-- START OF RECORDS --

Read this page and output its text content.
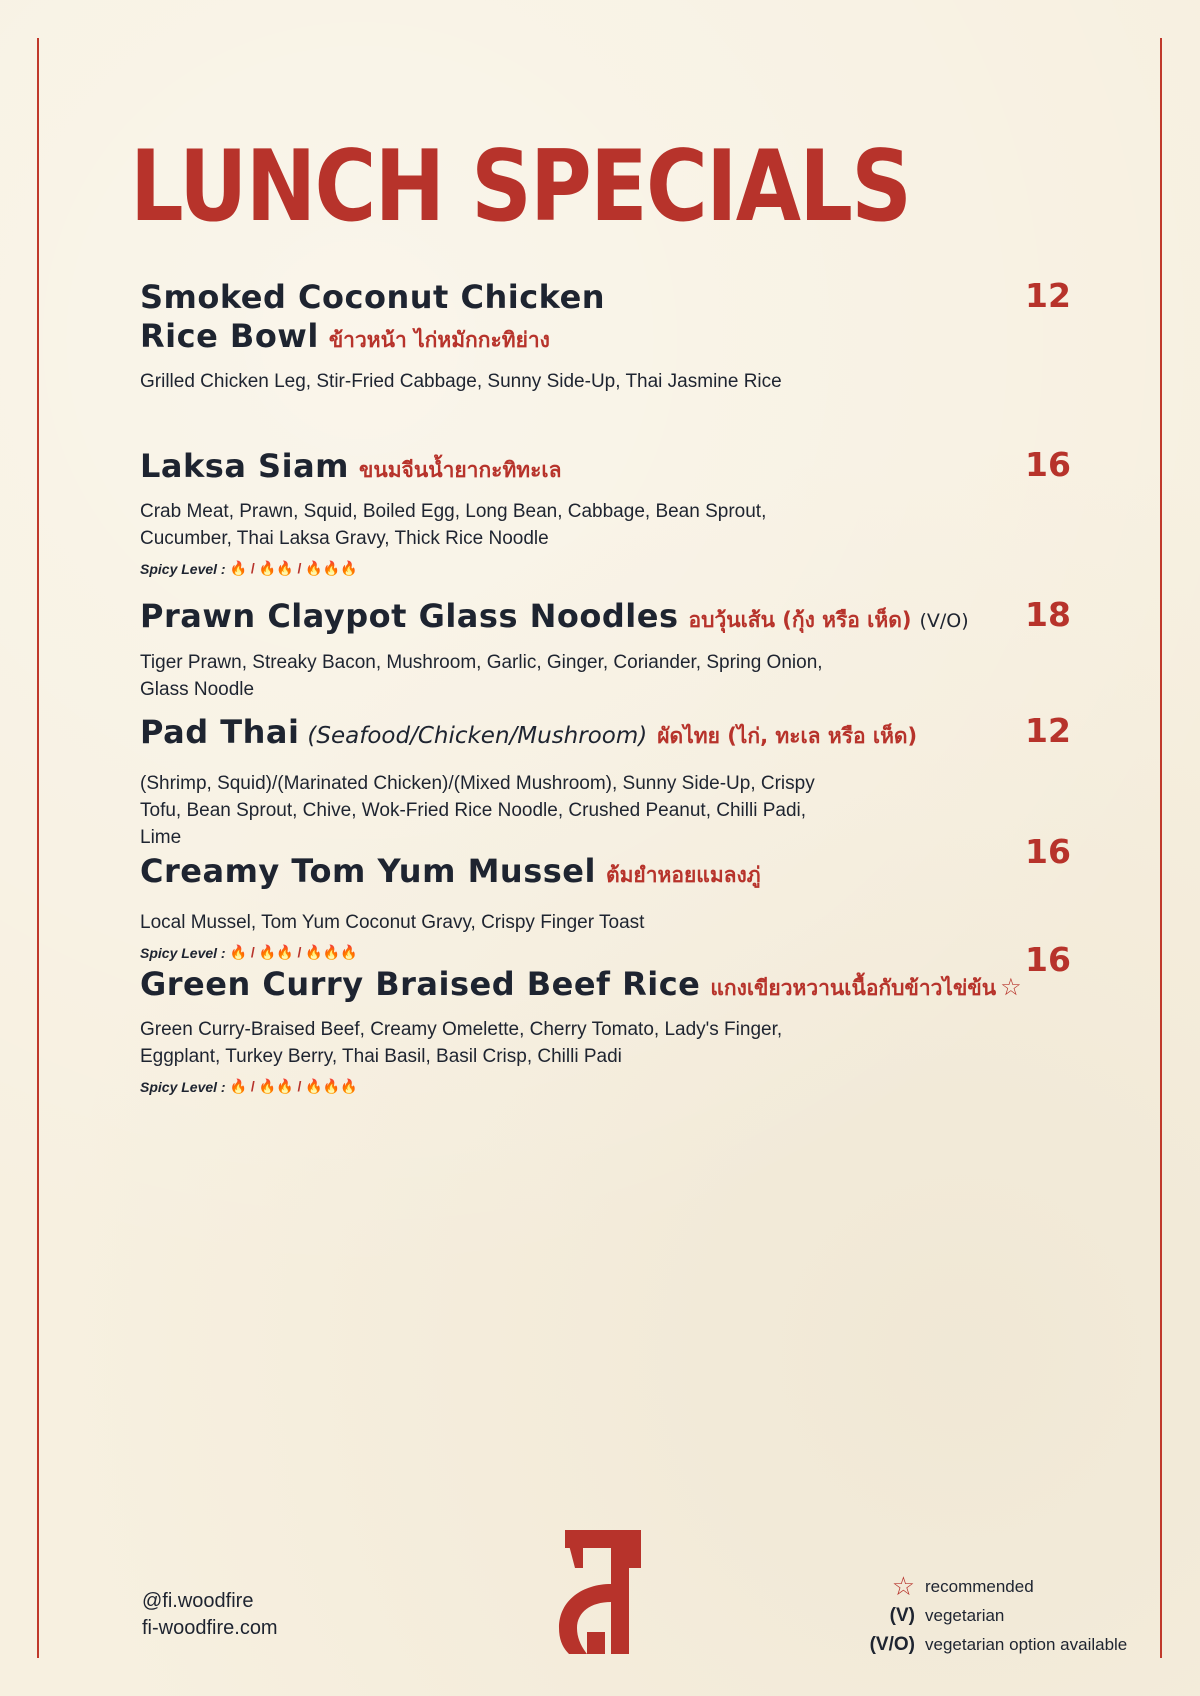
LUNCH SPECIALS
Smoked Coconut Chicken
Rice Bowl ข้าวหน้า ไก่หมักกะทิย่าง
Grilled Chicken Leg, Stir-Fried Cabbage, Sunny Side-Up, Thai Jasmine Rice
12
Laksa Siam ขนมจีนน้ำยากะทิทะเล
Crab Meat, Prawn, Squid, Boiled Egg, Long Bean, Cabbage, Bean Sprout, Cucumber, Thai Laksa Gravy, Thick Rice Noodle
Spicy Level : 🔥 / 🔥🔥 / 🔥🔥🔥
16
Prawn Claypot Glass Noodles อบวุ้นเส้น (กุ้ง หรือ เห็ด) (V/O)
Tiger Prawn, Streaky Bacon, Mushroom, Garlic, Ginger, Coriander, Spring Onion, Glass Noodle
18
Pad Thai (Seafood/Chicken/Mushroom) ผัดไทย (ไก่, ทะเล หรือ เห็ด)
(Shrimp, Squid)/(Marinated Chicken)/(Mixed Mushroom), Sunny Side-Up, Crispy Tofu, Bean Sprout, Chive, Wok-Fried Rice Noodle, Crushed Peanut, Chilli Padi, Lime
12
Creamy Tom Yum Mussel ต้มยำหอยแมลงภู่
Local Mussel, Tom Yum Coconut Gravy, Crispy Finger Toast
Spicy Level : 🔥 / 🔥🔥 / 🔥🔥🔥
16
Green Curry Braised Beef Rice แกงเขียวหวานเนื้อกับข้าวไข่ข้น ☆
Green Curry-Braised Beef, Creamy Omelette, Cherry Tomato, Lady's Finger, Eggplant, Turkey Berry, Thai Basil, Basil Crisp, Chilli Padi
Spicy Level : 🔥 / 🔥🔥 / 🔥🔥🔥
16
@fi.woodfire
fi-woodfire.com
☆ recommended
(V) vegetarian
(V/O) vegetarian option available
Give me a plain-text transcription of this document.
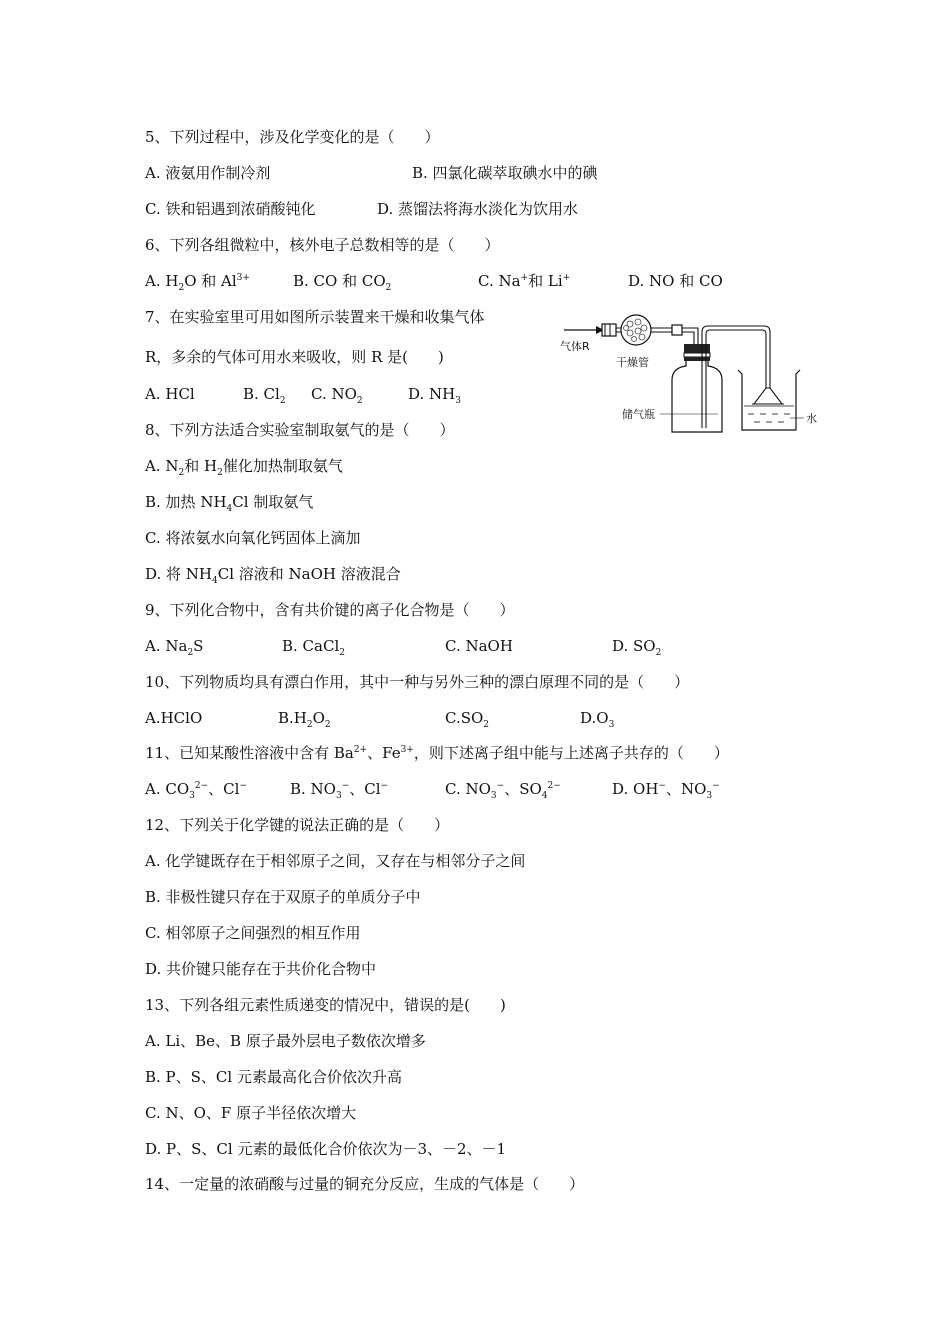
5、下列过程中，涉及化学变化的是（　　）
A. 液氨用作制冷剂	B. 四氯化碳萃取碘水中的碘
C. 铁和铝遇到浓硝酸钝化	D. 蒸馏法将海水淡化为饮用水
6、下列各组微粒中，核外电子总数相等的是（　　）
A. $H_2O$ 和 $Al^{3+}$	B. CO 和 $CO_2$	C. Na+和 Li+	D. NO 和 CO
7、在实验室里可用如图所示装置来干燥和收集气体
R，多余的气体可用水来吸收，则 R 是(　　)
A. HCl	B. $Cl_2$ C. $NO_2$	D. $NH_3$
气体R
干燥管
储气瓶	水
8、下列方法适合实验室制取氨气的是（　　）
A. $N_2$和 $H_2$催化加热制取氨气
B. 加热 $NH_4Cl$ 制取氨气
C. 将浓氨水向氧化钙固体上滴加
D. 将 $NH_4Cl$ 溶液和 NaOH 溶液混合
9、下列化合物中，含有共价键的离子化合物是（　　）
A. $Na_2S$	B. CaCl$_2$	C. NaOH	D. $SO_2$
10、下列物质均具有漂白作用，其中一种与另外三种的漂白原理不同的是（　　）
A.HClO	$B.H_2O_2$	$C.SO_2$	$D.O_3$
11、已知某酸性溶液中含有 $Ba^{2+}$、$Fe^{3+}$，则下述离子组中能与上述离子共存的（　　）
A. $CO_3^{2-}$、Cl−	B. $NO_3^-$、Cl−	C. $NO_3^-$、$SO_4^{2-}$	D. OH−、$NO_3^-$
12、下列关于化学键的说法正确的是（　　）
A. 化学键既存在于相邻原子之间，又存在与相邻分子之间
B. 非极性键只存在于双原子的单质分子中
C. 相邻原子之间强烈的相互作用
D. 共价键只能存在于共价化合物中
13、下列各组元素性质递变的情况中，错误的是(　　)
A. Li、Be、B 原子最外层电子数依次增多
B. P、S、Cl 元素最高化合价依次升高
C. N、O、F 原子半径依次增大
D. P、S、Cl 元素的最低化合价依次为－3、－2、－1
14、一定量的浓硝酸与过量的铜充分反应，生成的气体是（　　）
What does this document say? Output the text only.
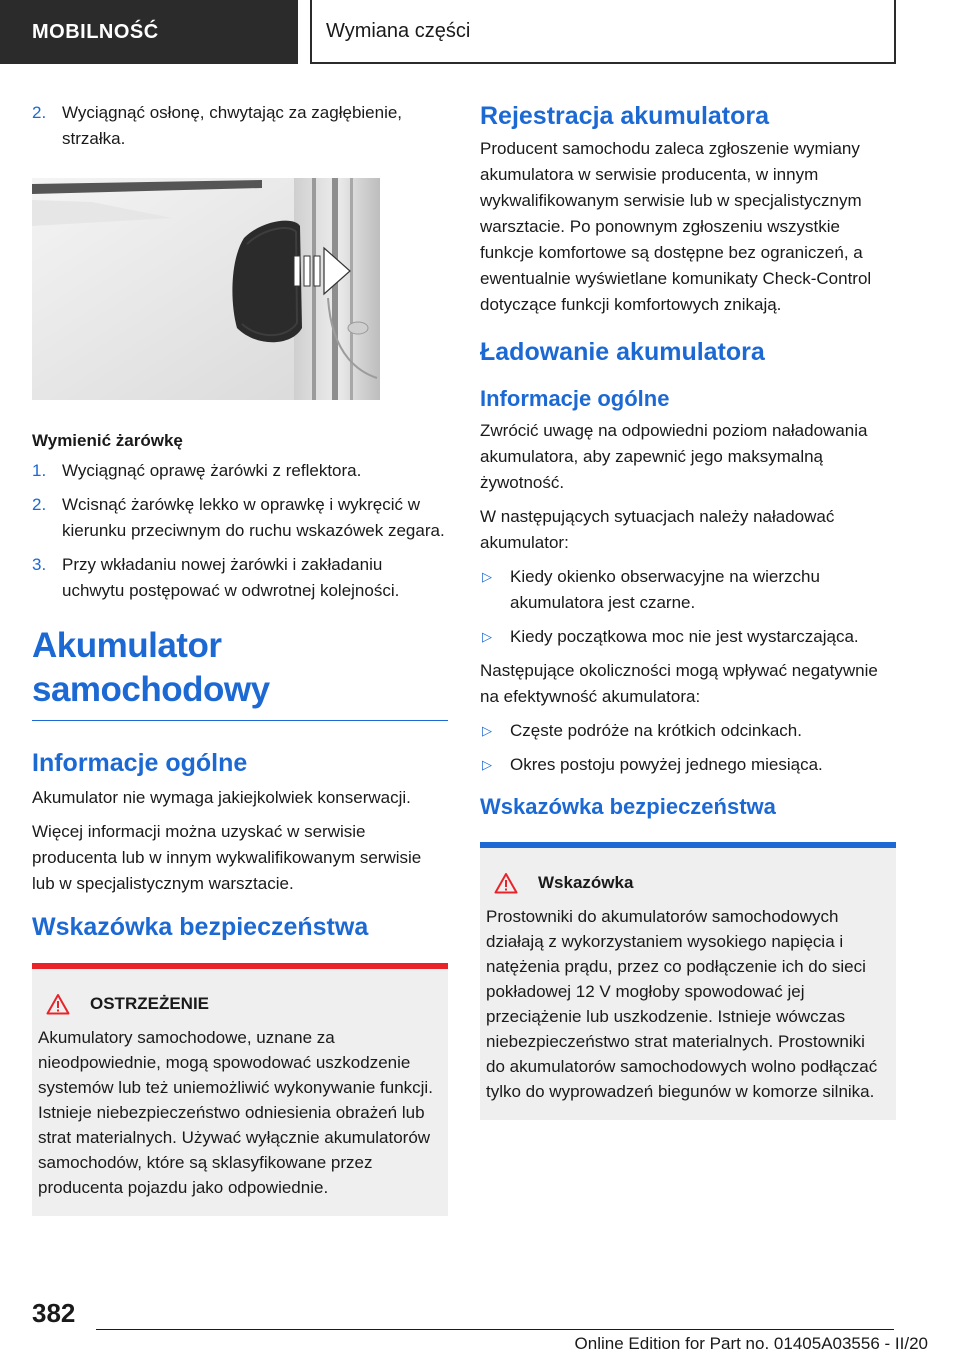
MOBILNOŚĆ	Wymiana części
2. Wyciągnąć osłonę, chwytając za zagłębienie, strzałka.
Wymienić żarówkę
1. Wyciągnąć oprawę żarówki z reflektora.
2. Wcisnąć żarówkę lekko w oprawkę i wykręcić w kierunku przeciwnym do ruchu wskazówek zegara.
3. Przy wkładaniu nowej żarówki i zakładaniu uchwytu postępować w odwrotnej kolejności.
Akumulator samochodowy
Informacje ogólne

Akumulator nie wymaga jakiejkolwiek konserwacji.

Więcej informacji można uzyskać w serwisie producenta lub w innym wykwalifikowanym serwisie lub w specjalistycznym warsztacie.

Wskazówka bezpieczeństwa
OSTRZEŻENIE

Akumulatory samochodowe, uznane za nieodpowiednie, mogą spowodować uszkodzenie systemów lub też uniemożliwić wykonywanie funkcji. Istnieje niebezpieczeństwo odniesienia obrażeń lub strat materialnych. Używać wyłącznie akumulatorów samochodów, które są sklasyfikowane przez producenta pojazdu jako odpowiednie.

Rejestracja akumulatora

Producent samochodu zaleca zgłoszenie wymiany akumulatora w serwisie producenta, w innym wykwalifikowanym serwisie lub w specjalistycznym warsztacie. Po ponownym zgłoszeniu wszystkie funkcje komfortowe są dostępne bez ograniczeń, a ewentualnie wyświetlane komunikaty Check-Control dotyczące funkcji komfortowych znikają.

Ładowanie akumulatora
Informacje ogólne

Zwrócić uwagę na odpowiedni poziom naładowania akumulatora, aby zapewnić jego maksymalną żywotność.

W następujących sytuacjach należy naładować akumulator:

▷ Kiedy okienko obserwacyjne na wierzchu akumulatora jest czarne.
▷ Kiedy początkowa moc nie jest wystarczająca.

Następujące okoliczności mogą wpływać negatywnie na efektywność akumulatora:

▷ Częste podróże na krótkich odcinkach.
▷ Okres postoju powyżej jednego miesiąca.
Wskazówka bezpieczeństwa
Wskazówka

Prostowniki do akumulatorów samochodowych działają z wykorzystaniem wysokiego napięcia i natężenia prądu, przez co podłączenie ich do sieci pokładowej 12 V mogłoby spowodować jej przeciążenie lub uszkodzenie. Istnieje wówczas niebezpieczeństwo strat materialnych. Prostowniki do akumulatorów samochodowych wolno podłączać tylko do wyprowadzeń biegunów w komorze silnika.

382
Online Edition for Part no. 01405A03556 - II/20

-- END OF RECORDS --

Write out every line of the data that holds the word "Creamy".

Creamy Tom Yum Mussel ต้มยำหอยแมลงภู่
Green Curry-Braised Beef, Creamy Omelette, Cherry Tomato, Lady's Finger, Eggplant, Turkey Berry, Thai Basil, Basil Crisp, Chilli Padi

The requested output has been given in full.